§ **Passage to read**
▶

52 Weeks, 52 Moments in Music: WEEK EIGHT

Week 8: What A Day That Was
Music has the magical ability to link with personal experiences and be burned into your psyche forever. Musical deja vu is a beautiful thing and for me, it is something that I always try to explore. What is it about certain songs that make them stick with you through life? How do songs, albums or even snippets of lyrics cling to people, their memories and experiences in life. Through this project, which I will update on a weekly basis, I hope to explore the musical moments that have stuck with me over the years and get to the essence of what makes them memorable. It’s a chance to explore my old (and new) favorites and hopefully shed a new light on what makes them so unique. 52 weeks, 52 moments in music that shaped who I am today.

Talking Heads

Album: Stop Making Sense

1984

Sire Records


The band in Heaven, they play my favorite song.

They play it once again, play it all night long.

-“Heaven”


1984 was a good year for music. The Smiths recorded its album debut, Prince unleashed Purple Rain, Bruce made a splash with Born in the U.S.A., The Minutemen’s Double Nickels on the Dime was released, as was Zen Arcade from Hüsker Dü, and Let it Be by The Replacements, to name a few. Then there was the Stop Making Sense soundtrack.

◀

§ **Goal 1**
In the music post's paragraph beginning "1984 was a good year for music," list every album title it names.
§ **Goal 2**
Extend the Week 8 music post, picking up right after its last sentence about the Stop Making Sense soundtrack.

§ **Available data**
▶

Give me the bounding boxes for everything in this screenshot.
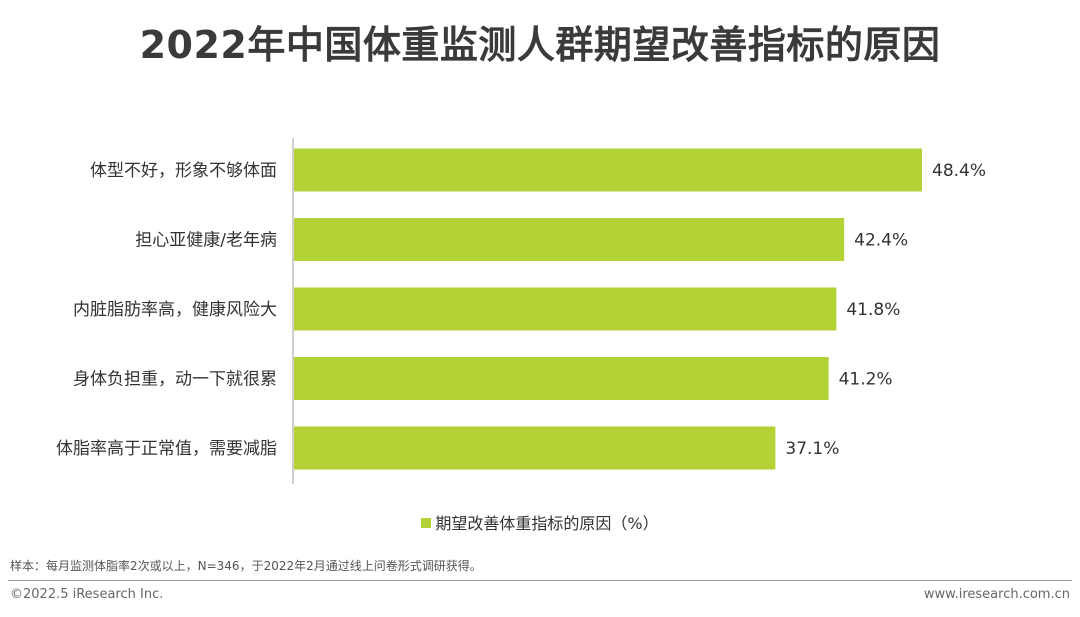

◀

§ **Exercise response 1**
Purple Rain
Born in the U.S.A.
Double Nickels on the Dime
Zen Arcade
Let it Be
Stop Making Sense

§ **Exercise response 2**
One month before I was born, Jonathan Demme’s concert film, “Stop Making Sense” was released. Its soundtrack, released the same year, was one of a handful of records my parents so wisely schooled my sister and me with. It was played at home, in the car; through headphones and speakers, and eventually out of the shoddy mono speakers of my household’s vintage Sony Trinitron when I finally saw the actual film.


For the record, the Stop Making Sense soundtrack was my gateway to Talking Heads’ music and to the film. But really, one couldn’t ask for a better introduction.


What else can be said about Stop Making Sense that hasn’t already been written before. It’s one of the most beloved concert films and albums of all times. It captures the Heads in its prime, serving as a retrospective of sorts of the band’s musical evolution up to that point. It’s one of the greatest albums of all time, taken from one of the greatest films of all time.


Need one more bold statement? How about this: Talking Heads is the greatest American rock and roll band. Don’t you think?


Think about Heads’ transformation from stripped down, quirky new-wave punk outfit (as seen on ‘77 and More Songs About Buildings and Food) to the experimental, genre bending band it ceaselessly morphed into (from Fear of Music onwards). At only eight studio albums released, the band’s discography is concise, but one could say that the players said what they wanted to say, played what they wanted to play and then cleared the stage, ahead, ultimately paving the way for equally rewarding solo careers from each band member.


The music has influenced so many of its contemporaries and future acts, and “Stop Making Sense” the film changed the way filmmakers and viewers viewed the concert film genre–one will notice early on that the audience is hardly seen during the film and the stage is bare-boned, going against the flashy trends of bigger bands of the time.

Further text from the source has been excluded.